## Begin Input material

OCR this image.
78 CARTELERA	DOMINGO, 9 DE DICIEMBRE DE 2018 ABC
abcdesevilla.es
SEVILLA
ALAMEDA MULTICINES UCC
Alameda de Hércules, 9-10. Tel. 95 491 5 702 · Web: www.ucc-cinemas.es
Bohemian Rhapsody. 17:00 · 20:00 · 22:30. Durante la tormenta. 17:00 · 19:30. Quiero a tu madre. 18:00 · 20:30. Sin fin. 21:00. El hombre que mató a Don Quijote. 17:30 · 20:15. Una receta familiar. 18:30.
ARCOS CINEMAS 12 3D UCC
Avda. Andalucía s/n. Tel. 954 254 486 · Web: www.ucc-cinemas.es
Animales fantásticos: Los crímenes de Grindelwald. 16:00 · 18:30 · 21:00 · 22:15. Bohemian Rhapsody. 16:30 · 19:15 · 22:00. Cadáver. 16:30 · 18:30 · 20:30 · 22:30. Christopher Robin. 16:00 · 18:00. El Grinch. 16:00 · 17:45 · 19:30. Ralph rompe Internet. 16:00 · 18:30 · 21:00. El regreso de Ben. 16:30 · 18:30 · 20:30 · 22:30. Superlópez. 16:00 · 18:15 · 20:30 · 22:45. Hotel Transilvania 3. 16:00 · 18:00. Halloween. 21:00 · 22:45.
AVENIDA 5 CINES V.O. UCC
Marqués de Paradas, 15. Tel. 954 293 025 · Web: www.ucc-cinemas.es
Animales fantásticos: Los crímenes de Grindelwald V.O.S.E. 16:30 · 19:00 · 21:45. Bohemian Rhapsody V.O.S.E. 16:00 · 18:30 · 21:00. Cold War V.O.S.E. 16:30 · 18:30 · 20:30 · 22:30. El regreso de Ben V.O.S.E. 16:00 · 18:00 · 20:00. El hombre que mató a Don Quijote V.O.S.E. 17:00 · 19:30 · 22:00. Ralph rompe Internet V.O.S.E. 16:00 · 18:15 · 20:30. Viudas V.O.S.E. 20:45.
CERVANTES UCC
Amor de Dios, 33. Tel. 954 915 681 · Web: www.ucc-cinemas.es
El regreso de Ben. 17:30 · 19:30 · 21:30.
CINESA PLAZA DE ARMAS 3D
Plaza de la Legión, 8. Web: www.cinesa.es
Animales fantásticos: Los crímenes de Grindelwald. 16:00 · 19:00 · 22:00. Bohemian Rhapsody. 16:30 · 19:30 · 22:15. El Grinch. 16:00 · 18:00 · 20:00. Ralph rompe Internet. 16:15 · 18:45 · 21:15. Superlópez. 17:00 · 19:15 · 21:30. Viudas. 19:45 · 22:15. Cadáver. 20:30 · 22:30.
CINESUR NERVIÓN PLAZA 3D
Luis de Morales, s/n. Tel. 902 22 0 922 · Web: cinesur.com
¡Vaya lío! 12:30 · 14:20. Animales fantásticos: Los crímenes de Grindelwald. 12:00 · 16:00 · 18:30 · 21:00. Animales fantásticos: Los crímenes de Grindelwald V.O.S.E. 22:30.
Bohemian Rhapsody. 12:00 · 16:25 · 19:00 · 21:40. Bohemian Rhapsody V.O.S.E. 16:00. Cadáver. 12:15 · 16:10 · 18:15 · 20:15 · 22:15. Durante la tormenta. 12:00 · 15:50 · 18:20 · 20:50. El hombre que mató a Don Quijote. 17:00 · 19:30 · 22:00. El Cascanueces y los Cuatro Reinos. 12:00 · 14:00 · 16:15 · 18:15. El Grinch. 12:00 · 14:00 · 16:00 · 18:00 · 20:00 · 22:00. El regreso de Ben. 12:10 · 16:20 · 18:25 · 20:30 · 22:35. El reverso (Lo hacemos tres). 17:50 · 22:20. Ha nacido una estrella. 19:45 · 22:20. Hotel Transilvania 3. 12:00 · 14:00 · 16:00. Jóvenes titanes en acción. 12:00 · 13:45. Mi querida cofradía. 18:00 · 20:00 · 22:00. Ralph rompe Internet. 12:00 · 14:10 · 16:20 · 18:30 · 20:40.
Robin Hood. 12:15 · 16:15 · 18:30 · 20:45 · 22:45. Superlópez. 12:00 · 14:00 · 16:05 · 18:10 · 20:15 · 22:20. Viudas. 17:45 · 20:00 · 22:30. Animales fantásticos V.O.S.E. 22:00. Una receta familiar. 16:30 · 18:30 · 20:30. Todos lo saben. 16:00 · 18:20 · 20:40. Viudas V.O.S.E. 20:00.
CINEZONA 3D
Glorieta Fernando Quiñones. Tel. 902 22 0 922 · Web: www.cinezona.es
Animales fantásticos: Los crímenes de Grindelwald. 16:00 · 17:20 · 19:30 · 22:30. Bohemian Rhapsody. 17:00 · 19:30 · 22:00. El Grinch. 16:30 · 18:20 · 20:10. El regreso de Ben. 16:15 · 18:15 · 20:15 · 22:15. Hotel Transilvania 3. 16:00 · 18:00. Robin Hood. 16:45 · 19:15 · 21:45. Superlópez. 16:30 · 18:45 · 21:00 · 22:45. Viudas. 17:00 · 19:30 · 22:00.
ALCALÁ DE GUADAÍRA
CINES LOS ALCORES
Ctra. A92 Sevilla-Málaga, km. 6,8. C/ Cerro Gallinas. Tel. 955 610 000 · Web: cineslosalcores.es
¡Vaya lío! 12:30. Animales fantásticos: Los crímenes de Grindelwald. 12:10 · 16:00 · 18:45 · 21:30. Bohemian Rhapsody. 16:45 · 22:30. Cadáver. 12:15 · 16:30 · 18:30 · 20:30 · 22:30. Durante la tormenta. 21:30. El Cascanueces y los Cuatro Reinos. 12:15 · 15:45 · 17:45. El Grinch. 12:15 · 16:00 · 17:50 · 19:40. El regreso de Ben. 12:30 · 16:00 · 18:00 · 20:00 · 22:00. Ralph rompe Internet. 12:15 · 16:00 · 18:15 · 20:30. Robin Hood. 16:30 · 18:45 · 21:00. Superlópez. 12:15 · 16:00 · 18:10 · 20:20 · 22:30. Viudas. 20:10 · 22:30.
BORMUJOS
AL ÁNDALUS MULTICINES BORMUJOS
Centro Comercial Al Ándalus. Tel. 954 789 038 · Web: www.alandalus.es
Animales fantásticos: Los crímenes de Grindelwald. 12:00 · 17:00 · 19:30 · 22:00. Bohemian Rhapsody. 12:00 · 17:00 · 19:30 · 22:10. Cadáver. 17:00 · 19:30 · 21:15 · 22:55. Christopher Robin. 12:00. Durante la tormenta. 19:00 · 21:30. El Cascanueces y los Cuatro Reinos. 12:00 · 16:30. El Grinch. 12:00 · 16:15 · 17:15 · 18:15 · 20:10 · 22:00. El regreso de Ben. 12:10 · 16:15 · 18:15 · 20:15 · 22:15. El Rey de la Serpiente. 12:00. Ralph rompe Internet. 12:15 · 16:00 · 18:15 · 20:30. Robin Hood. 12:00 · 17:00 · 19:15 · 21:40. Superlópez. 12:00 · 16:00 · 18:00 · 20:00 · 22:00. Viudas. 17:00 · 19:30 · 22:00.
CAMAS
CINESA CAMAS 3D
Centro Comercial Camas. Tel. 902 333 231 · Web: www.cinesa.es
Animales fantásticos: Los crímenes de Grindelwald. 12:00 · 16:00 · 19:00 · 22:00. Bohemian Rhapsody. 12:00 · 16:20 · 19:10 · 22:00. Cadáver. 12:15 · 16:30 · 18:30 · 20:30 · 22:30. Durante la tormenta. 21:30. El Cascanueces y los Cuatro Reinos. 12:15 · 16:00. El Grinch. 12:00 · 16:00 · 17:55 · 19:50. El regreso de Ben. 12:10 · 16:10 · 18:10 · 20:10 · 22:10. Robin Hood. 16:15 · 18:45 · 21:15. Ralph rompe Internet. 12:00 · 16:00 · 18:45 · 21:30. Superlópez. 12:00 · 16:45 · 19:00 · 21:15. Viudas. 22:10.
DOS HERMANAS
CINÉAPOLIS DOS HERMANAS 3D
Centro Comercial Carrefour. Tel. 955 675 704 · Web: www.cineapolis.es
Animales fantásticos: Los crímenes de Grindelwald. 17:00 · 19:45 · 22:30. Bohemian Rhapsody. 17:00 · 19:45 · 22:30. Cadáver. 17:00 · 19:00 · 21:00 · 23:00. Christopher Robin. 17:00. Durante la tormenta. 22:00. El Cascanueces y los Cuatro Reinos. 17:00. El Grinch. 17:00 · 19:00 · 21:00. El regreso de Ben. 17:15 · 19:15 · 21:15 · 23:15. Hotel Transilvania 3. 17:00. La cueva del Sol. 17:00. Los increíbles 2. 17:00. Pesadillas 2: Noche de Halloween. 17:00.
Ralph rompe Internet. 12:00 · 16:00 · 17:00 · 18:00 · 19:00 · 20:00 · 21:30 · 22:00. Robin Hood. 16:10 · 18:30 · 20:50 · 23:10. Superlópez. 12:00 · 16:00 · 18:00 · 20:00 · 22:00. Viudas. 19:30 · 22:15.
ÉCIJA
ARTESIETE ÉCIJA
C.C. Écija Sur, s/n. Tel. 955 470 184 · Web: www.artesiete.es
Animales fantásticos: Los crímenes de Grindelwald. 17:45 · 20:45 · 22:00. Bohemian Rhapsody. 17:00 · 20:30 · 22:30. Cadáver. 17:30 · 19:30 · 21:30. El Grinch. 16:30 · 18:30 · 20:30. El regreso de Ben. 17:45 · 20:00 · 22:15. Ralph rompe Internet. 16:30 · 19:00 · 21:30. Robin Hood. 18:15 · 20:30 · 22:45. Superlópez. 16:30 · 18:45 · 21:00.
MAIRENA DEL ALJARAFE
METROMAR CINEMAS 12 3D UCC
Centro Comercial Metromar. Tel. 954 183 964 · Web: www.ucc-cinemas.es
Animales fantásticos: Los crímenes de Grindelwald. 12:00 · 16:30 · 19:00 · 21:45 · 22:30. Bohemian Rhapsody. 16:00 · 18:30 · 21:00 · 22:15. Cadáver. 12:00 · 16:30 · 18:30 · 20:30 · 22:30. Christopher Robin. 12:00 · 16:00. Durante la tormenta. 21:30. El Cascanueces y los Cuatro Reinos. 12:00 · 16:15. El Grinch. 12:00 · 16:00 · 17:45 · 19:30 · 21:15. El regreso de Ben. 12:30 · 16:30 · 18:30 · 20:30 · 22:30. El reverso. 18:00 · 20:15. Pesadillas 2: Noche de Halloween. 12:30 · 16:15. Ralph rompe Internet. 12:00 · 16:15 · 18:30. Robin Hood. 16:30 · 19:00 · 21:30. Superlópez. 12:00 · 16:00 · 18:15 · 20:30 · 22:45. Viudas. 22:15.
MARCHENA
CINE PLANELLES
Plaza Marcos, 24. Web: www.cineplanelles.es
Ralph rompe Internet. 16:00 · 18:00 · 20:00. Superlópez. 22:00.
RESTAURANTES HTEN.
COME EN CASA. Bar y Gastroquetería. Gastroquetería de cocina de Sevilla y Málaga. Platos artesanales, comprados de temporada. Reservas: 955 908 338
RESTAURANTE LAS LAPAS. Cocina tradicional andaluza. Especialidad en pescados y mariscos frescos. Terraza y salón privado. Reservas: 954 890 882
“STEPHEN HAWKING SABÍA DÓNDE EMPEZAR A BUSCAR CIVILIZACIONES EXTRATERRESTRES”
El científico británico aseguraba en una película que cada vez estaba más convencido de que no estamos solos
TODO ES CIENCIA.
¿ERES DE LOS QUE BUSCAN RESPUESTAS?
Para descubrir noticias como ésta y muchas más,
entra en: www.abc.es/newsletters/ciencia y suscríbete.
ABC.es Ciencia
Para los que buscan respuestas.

## End Input material

From the entries above, extract each line containing "Quijote".

Bohemian Rhapsody. 17:00 · 20:00 · 22:30. Durante la tormenta. 17:00 · 19:30. Quiero a tu madre. 18:00 · 20:30. Sin fin. 21:00. El hombre que mató a Don Quijote. 17:30 · 20:15. Una receta familiar. 18:30.
Animales fantásticos: Los crímenes de Grindelwald V.O.S.E. 16:30 · 19:00 · 21:45. Bohemian Rhapsody V.O.S.E. 16:00 · 18:30 · 21:00. Cold War V.O.S.E. 16:30 · 18:30 · 20:30 · 22:30. El regreso de Ben V.O.S.E. 16:00 · 18:00 · 20:00. El hombre que mató a Don Quijote V.O.S.E. 17:00 · 19:30 · 22:00. Ralph rompe Internet V.O.S.E. 16:00 · 18:15 · 20:30. Viudas V.O.S.E. 20:45.
Bohemian Rhapsody. 12:00 · 16:25 · 19:00 · 21:40. Bohemian Rhapsody V.O.S.E. 16:00. Cadáver. 12:15 · 16:10 · 18:15 · 20:15 · 22:15. Durante la tormenta. 12:00 · 15:50 · 18:20 · 20:50. El hombre que mató a Don Quijote. 17:00 · 19:30 · 22:00. El Cascanueces y los Cuatro Reinos. 12:00 · 14:00 · 16:15 · 18:15. El Grinch. 12:00 · 14:00 · 16:00 · 18:00 · 20:00 · 22:00. El regreso de Ben. 12:10 · 16:20 · 18:25 · 20:30 · 22:35. El reverso (Lo hacemos tres). 17:50 · 22:20. Ha nacido una estrella. 19:45 · 22:20. Hotel Transilvania 3. 12:00 · 14:00 · 16:00. Jóvenes titanes en acción. 12:00 · 13:45. Mi querida cofradía. 18:00 · 20:00 · 22:00. Ralph rompe Internet. 12:00 · 14:10 · 16:20 · 18:30 · 20:40.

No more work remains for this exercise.